### DESCRIPTION OF THE TASK
Copy each line below in which the word "operation" occurs.

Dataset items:
**********

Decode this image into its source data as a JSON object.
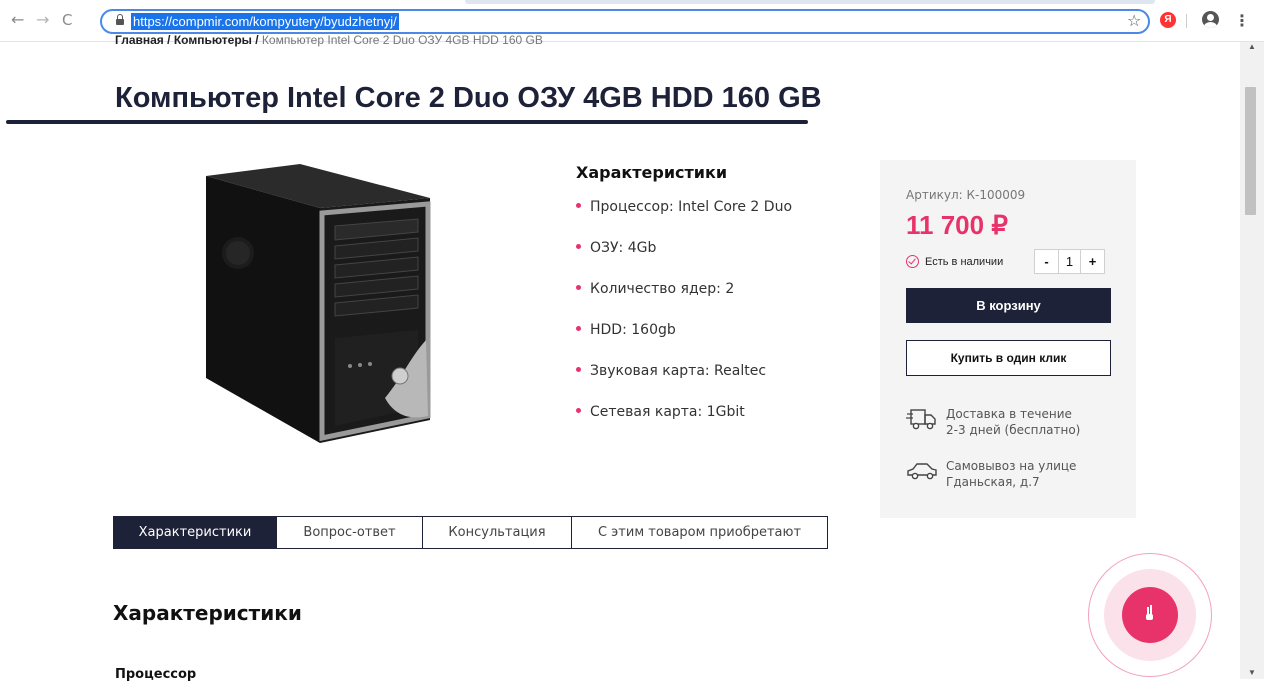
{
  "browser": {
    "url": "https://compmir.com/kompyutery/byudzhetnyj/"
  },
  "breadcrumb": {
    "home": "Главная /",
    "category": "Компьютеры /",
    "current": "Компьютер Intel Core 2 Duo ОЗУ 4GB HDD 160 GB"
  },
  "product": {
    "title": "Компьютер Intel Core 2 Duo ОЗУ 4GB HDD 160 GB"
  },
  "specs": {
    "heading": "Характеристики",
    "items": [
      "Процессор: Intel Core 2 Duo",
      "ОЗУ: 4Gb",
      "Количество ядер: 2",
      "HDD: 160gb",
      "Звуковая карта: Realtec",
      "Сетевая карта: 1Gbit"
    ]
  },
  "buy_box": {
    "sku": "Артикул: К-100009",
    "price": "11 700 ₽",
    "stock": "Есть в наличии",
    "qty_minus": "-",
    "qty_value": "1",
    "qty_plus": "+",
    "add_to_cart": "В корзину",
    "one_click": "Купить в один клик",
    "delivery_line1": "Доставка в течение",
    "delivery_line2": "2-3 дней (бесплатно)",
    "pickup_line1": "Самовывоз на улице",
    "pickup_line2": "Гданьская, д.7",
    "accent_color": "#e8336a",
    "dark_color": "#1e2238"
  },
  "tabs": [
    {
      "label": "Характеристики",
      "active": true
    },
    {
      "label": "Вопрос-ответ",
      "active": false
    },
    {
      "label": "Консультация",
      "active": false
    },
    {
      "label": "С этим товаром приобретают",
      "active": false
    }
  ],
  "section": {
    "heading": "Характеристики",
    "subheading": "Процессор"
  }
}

**********

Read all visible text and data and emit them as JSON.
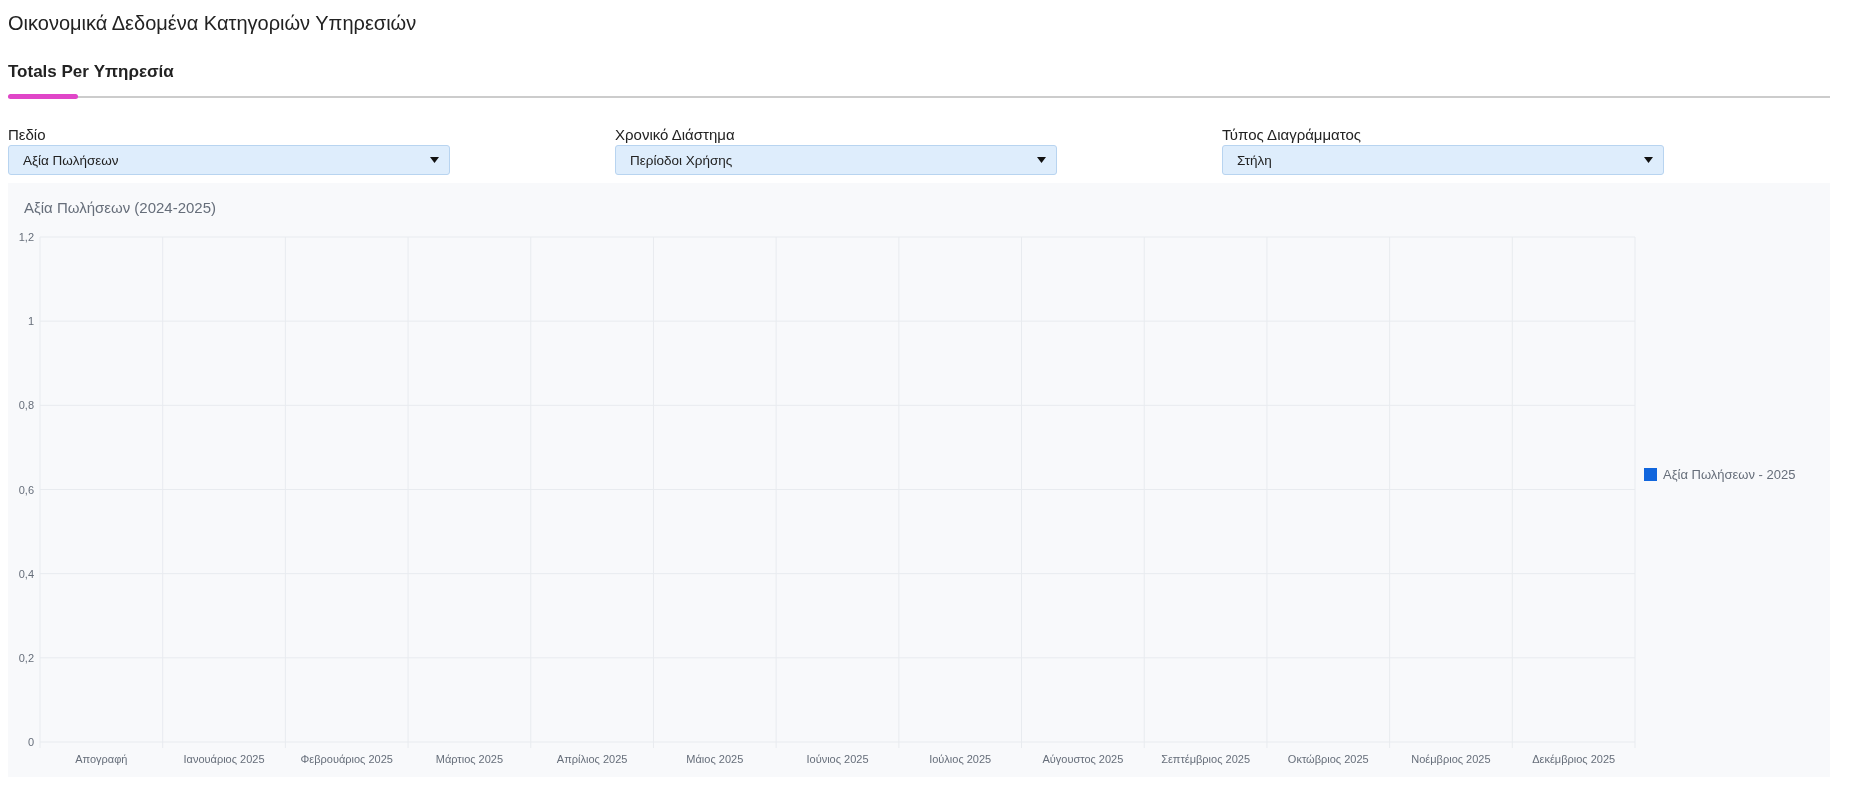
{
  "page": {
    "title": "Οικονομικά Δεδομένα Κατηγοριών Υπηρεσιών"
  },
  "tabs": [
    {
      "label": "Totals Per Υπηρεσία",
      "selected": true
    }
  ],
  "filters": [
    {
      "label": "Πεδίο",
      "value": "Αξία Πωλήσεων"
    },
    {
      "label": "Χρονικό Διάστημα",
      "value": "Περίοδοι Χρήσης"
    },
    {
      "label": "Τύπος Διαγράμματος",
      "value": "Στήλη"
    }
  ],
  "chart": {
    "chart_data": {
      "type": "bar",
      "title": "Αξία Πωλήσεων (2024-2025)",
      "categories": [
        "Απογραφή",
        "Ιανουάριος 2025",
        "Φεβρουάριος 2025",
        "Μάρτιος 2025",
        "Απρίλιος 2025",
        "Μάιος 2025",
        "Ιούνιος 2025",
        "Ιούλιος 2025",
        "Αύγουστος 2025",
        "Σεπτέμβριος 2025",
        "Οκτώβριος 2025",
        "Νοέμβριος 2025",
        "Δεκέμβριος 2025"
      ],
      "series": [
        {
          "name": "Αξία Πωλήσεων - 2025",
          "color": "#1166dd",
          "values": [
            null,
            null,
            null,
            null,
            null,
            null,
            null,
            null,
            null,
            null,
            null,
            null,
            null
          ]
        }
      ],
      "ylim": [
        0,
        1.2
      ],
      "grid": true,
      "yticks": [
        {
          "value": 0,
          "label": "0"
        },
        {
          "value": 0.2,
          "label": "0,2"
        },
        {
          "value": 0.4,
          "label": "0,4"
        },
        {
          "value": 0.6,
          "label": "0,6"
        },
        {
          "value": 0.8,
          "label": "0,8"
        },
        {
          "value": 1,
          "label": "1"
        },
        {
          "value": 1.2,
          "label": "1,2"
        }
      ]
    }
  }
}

**********

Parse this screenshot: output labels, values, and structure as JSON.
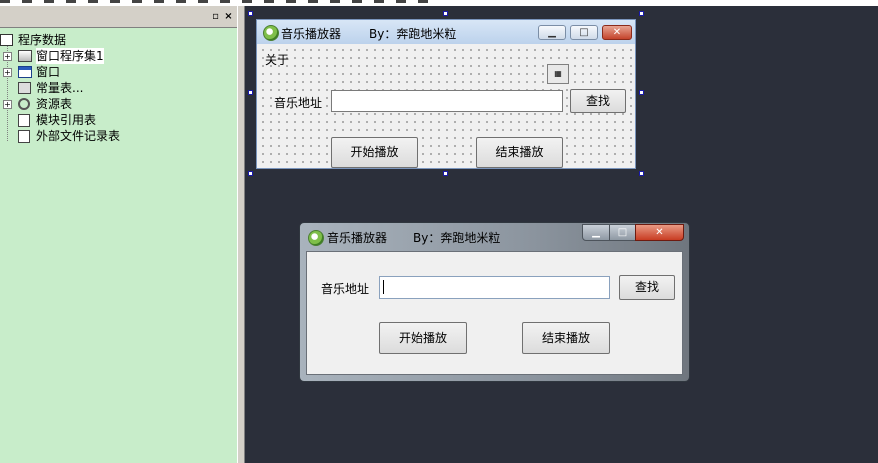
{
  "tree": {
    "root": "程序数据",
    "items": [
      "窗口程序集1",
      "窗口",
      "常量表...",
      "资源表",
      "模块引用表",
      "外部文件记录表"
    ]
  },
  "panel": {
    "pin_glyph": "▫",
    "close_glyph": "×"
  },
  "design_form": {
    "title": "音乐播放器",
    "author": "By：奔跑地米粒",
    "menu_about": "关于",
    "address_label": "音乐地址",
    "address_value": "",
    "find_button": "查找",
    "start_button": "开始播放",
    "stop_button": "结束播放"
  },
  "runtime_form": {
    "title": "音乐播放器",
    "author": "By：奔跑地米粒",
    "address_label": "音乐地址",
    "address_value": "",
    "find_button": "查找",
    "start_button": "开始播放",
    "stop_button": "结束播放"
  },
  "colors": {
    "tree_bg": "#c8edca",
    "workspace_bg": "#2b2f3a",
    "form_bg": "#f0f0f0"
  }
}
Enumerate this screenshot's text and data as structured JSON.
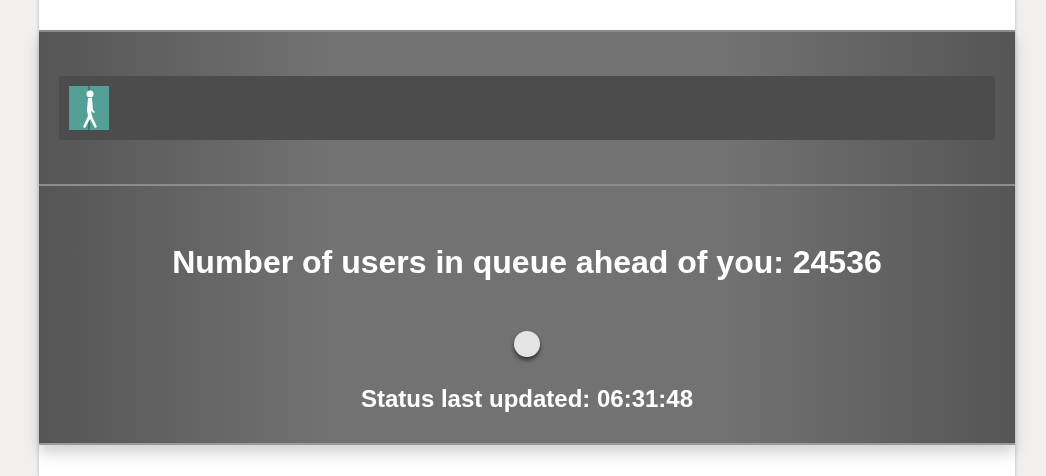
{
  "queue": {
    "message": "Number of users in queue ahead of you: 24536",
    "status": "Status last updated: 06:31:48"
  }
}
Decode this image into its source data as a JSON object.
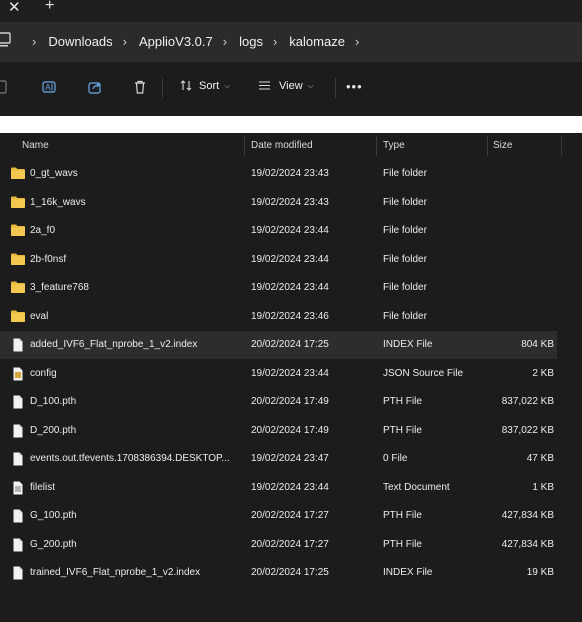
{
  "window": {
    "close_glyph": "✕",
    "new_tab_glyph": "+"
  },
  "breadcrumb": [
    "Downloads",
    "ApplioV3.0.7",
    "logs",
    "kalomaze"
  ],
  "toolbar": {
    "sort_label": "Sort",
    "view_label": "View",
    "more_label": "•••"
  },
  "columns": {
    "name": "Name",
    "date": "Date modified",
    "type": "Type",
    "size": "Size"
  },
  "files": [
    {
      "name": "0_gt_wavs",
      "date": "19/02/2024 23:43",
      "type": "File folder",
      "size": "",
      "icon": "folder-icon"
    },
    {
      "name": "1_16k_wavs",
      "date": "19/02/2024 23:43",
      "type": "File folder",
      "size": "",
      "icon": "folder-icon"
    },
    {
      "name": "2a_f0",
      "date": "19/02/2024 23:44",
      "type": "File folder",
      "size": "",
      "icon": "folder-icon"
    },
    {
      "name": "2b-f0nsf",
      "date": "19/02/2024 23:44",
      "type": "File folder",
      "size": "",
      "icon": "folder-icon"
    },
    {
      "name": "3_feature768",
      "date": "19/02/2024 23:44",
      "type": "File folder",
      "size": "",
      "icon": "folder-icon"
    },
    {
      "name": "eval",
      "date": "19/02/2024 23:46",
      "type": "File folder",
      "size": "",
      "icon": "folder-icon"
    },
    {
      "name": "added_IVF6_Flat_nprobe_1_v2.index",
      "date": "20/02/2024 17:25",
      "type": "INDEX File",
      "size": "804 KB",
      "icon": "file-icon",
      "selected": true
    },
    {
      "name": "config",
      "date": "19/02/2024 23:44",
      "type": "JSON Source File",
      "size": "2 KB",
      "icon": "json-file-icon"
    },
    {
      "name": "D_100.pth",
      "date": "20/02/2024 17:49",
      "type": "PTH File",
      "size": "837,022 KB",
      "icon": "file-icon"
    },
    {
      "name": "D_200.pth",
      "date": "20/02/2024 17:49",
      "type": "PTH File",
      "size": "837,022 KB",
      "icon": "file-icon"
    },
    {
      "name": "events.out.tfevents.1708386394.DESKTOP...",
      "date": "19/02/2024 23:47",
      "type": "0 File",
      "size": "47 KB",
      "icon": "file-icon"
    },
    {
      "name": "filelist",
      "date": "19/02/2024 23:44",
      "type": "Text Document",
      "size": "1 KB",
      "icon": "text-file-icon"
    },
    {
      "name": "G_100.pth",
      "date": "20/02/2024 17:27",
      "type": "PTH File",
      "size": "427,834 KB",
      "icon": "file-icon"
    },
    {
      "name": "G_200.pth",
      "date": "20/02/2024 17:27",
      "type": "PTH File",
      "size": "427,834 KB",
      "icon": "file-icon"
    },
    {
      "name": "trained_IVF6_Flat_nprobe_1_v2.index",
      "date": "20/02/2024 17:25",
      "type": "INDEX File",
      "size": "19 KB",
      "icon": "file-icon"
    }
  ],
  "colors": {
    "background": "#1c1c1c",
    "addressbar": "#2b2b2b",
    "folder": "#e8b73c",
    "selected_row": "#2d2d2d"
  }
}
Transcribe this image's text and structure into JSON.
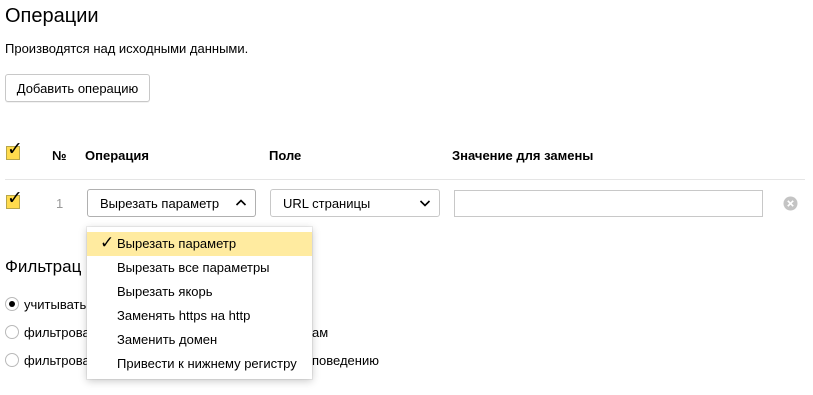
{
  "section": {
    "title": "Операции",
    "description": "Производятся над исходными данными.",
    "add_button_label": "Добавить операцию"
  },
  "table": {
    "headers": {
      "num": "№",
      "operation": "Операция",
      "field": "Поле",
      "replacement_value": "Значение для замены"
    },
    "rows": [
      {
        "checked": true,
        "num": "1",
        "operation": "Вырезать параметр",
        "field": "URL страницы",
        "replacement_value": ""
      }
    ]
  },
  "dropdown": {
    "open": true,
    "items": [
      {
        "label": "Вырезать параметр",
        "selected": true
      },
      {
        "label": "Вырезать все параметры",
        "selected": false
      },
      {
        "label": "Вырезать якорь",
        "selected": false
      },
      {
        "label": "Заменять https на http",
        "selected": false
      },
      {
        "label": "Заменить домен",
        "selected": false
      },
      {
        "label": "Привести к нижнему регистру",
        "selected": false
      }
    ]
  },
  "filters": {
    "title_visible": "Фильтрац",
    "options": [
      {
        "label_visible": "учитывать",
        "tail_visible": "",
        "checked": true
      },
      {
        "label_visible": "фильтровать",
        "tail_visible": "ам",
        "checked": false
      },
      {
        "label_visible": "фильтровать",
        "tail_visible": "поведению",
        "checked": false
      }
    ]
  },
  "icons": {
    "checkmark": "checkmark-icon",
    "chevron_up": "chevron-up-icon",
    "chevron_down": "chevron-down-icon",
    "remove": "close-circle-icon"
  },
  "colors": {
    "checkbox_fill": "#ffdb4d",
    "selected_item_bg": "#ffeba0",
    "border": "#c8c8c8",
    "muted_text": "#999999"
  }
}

**********

### ANSWER TO THE PROBLEM
      "operation": "Операция",
        "operation": "Вырезать параметр",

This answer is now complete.